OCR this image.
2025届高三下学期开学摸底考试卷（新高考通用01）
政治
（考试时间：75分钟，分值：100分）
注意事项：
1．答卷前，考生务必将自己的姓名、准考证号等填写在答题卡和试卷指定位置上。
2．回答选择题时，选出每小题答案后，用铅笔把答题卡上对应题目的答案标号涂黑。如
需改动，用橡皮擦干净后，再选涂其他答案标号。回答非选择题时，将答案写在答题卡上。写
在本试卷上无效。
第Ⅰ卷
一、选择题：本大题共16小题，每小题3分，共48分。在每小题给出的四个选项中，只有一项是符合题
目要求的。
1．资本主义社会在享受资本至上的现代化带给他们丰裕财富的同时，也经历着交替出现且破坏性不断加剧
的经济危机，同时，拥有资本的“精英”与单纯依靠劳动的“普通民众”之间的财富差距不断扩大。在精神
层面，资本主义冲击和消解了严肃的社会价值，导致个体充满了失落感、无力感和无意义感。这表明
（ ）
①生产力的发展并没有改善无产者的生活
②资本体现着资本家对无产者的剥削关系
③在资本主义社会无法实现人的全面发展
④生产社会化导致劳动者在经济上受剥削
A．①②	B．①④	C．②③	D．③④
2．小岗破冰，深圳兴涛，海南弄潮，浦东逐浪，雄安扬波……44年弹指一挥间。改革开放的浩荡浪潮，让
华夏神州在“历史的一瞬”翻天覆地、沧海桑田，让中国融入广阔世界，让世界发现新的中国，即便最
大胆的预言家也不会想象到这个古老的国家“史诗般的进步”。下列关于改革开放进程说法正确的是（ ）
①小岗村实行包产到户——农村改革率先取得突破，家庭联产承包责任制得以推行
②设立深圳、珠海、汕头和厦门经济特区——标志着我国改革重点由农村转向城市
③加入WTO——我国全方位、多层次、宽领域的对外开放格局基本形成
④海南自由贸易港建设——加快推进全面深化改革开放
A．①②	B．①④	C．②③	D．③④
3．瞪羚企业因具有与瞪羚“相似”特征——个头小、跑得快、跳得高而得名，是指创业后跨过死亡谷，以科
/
————————
### Short exercise:
Output each record precisely as given.

### Solution for this problem:
OCR this image.
2025届高三下学期开学摸底考试卷（新高考通用01）
政治
（考试时间：75分钟，分值：100分）
注意事项：
1．答卷前，考生务必将自己的姓名、准考证号等填写在答题卡和试卷指定位置上。
2．回答选择题时，选出每小题答案后，用铅笔把答题卡上对应题目的答案标号涂黑。如
需改动，用橡皮擦干净后，再选涂其他答案标号。回答非选择题时，将答案写在答题卡上。写
在本试卷上无效。
第Ⅰ卷
一、选择题：本大题共16小题，每小题3分，共48分。在每小题给出的四个选项中，只有一项是符合题
目要求的。
1．资本主义社会在享受资本至上的现代化带给他们丰裕财富的同时，也经历着交替出现且破坏性不断加剧
的经济危机，同时，拥有资本的“精英”与单纯依靠劳动的“普通民众”之间的财富差距不断扩大。在精神
层面，资本主义冲击和消解了严肃的社会价值，导致个体充满了失落感、无力感和无意义感。这表明
（ ）
①生产力的发展并没有改善无产者的生活
②资本体现着资本家对无产者的剥削关系
③在资本主义社会无法实现人的全面发展
④生产社会化导致劳动者在经济上受剥削
A．①②	B．①④	C．②③	D．③④
2．小岗破冰，深圳兴涛，海南弄潮，浦东逐浪，雄安扬波……44年弹指一挥间。改革开放的浩荡浪潮，让
华夏神州在“历史的一瞬”翻天覆地、沧海桑田，让中国融入广阔世界，让世界发现新的中国，即便最
大胆的预言家也不会想象到这个古老的国家“史诗般的进步”。下列关于改革开放进程说法正确的是（ ）
①小岗村实行包产到户——农村改革率先取得突破，家庭联产承包责任制得以推行
②设立深圳、珠海、汕头和厦门经济特区——标志着我国改革重点由农村转向城市
③加入WTO——我国全方位、多层次、宽领域的对外开放格局基本形成
④海南自由贸易港建设——加快推进全面深化改革开放
A．①②	B．①④	C．②③	D．③④
3．瞪羚企业因具有与瞪羚“相似”特征——个头小、跑得快、跳得高而得名，是指创业后跨过死亡谷，以科
/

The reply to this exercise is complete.